SOURCE PASSAGE:
────────
DOI: 10.1177/23969873231194811 ISSN:

Selective outcome reporting in randomised controlled trials including participants with stroke or transient ischaemic attack: A systematic review

Mohshin Syed, Helena Martin, Emily S Sena, Paula R Williamson, Rustam Al-Shahi Salman
  • Cardiology and Cardiovascular Medicine
  • Neurology (clinical)


The prevalence of outcome reporting bias (ORB, i.e. selective reporting according to the results observed) across primary outcomes in randomised controlled trials (RCTs) including participants with stroke or transient ischaemic attack (TIA) is unknown.

Materials and Methods:

We searched the Cochrane Database of Systematic Reviews on 3 February 2021 for reviews published 2008–2020 with at least one RCT of a therapeutic intervention, for participants with stroke or TIA, and a safety or efficacy outcome. We took a random sample of these RCTs and included those with a trial registry record or protocol published before reporting results. Two reviewers assessed discrepancies in outcome reporting across the trial registry record, protocol, statistical analysis plan, and publication for each RCT, using the classification system designed by the Outcome Reporting Bias in Trials group.
────────
DATA PROVIDED:
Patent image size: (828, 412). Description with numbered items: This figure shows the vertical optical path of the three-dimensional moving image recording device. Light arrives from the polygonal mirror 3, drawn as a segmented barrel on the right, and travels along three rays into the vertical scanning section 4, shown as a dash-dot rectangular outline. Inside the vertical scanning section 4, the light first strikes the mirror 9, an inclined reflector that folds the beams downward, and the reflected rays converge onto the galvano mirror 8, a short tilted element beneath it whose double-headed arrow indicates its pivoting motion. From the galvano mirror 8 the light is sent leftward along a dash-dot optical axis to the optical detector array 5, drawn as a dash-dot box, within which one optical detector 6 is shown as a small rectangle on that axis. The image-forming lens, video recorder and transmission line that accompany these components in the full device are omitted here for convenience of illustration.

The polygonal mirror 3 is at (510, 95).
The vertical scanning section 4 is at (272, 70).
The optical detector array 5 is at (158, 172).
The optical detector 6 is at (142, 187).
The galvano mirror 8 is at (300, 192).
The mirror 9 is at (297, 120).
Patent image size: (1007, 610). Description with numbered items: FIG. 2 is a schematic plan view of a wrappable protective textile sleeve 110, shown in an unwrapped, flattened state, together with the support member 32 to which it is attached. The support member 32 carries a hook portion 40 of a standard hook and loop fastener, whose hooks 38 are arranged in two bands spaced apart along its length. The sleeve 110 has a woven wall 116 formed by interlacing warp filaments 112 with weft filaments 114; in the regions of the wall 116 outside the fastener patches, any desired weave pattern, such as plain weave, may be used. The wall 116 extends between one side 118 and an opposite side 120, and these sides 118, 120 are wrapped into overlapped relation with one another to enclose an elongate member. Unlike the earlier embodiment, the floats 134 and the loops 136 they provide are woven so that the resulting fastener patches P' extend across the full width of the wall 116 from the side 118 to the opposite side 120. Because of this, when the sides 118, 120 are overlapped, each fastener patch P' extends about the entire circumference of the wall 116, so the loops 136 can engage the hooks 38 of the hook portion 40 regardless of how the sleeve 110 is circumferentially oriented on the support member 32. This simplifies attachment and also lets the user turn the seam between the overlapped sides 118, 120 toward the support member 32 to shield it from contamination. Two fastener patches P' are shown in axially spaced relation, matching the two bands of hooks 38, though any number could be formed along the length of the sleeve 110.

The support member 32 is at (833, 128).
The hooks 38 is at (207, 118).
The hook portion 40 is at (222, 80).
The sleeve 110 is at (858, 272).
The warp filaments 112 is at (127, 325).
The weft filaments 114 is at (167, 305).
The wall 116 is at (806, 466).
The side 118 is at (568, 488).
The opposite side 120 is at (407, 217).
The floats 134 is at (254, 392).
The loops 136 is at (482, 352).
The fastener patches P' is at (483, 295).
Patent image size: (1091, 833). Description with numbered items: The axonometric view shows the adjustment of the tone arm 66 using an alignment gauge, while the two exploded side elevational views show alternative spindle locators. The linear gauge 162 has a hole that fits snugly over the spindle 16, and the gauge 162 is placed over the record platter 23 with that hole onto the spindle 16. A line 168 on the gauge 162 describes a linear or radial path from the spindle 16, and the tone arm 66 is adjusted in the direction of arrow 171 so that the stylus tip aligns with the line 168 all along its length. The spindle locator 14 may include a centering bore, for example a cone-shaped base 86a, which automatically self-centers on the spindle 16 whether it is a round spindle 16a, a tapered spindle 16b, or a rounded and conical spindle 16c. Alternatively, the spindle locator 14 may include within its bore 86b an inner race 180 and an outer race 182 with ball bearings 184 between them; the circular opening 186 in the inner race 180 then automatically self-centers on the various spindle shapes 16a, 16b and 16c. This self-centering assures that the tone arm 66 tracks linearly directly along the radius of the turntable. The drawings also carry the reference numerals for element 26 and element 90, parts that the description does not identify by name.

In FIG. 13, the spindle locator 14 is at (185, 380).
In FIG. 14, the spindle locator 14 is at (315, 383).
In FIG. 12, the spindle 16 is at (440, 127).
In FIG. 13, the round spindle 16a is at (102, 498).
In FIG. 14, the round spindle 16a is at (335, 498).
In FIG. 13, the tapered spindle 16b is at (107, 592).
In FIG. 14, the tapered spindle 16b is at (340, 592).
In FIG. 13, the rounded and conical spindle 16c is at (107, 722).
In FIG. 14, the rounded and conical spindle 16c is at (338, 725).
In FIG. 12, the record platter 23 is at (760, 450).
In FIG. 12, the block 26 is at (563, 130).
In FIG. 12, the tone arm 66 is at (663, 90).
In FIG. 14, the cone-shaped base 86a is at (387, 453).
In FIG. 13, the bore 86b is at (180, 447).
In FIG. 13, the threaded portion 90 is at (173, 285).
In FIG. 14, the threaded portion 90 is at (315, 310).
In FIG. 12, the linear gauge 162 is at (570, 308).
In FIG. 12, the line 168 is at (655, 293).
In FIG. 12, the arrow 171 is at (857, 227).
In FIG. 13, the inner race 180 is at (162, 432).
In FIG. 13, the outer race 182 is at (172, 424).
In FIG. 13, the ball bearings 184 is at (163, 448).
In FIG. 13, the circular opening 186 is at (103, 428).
────────
CHECK YOUR UNDERSTANDING:
1. Rewrite the stroke trial review text between "Mohshin Syed, Helena" and "(TIA) is unknown.", inclusive, swapping "primary outcomes" for "secondary outcomes".
2. Extend the review abstract on selective outcome reporting in stroke trials, picking up after its final sentence.

ANSWERS IN ORDER:
1.
Mohshin Syed, Helena Martin, Emily S Sena, Paula R Williamson, Rustam Al-Shahi Salman
  • Cardiology and Cardiovascular Medicine
  • Neurology (clinical)


The prevalence of outcome reporting bias (ORB, i.e. selective reporting according to the results observed) across secondary outcomes in randomised controlled trials (RCTs) including participants with stroke or transient ischaemic attack (TIA) is unknown.

2.
Of 600 RCTs, we identified a trial registry record in 120 (20%), a protocol in 28 (5%), and a statistical analysis plan in 5 (1%) with 123 (21%) distinct RCTs being eligible for assessment: 110 (89%, 95% CI 83–94) were at no risk, 7 (6%, 95% CI 3–11) RCTs were at low risk, and 6 (5%, 95% CI 2–10) were at high risk of ORB.


The prevalence of ORB in primary outcomes was low in stroke/TIA RCTs that were included in Cochrane reviews and had an identifiable trial registry record or protocol. Concerningly, we were unable to identify a trial registry record or protocol in most of our sample.


Work is needed to further reduce ORB in stroke/TIA RCTs and explore the generalisability of these findings to RCTs outside of Cochrane reviews or without a registry record or protocol, as well as to secondary outcomes.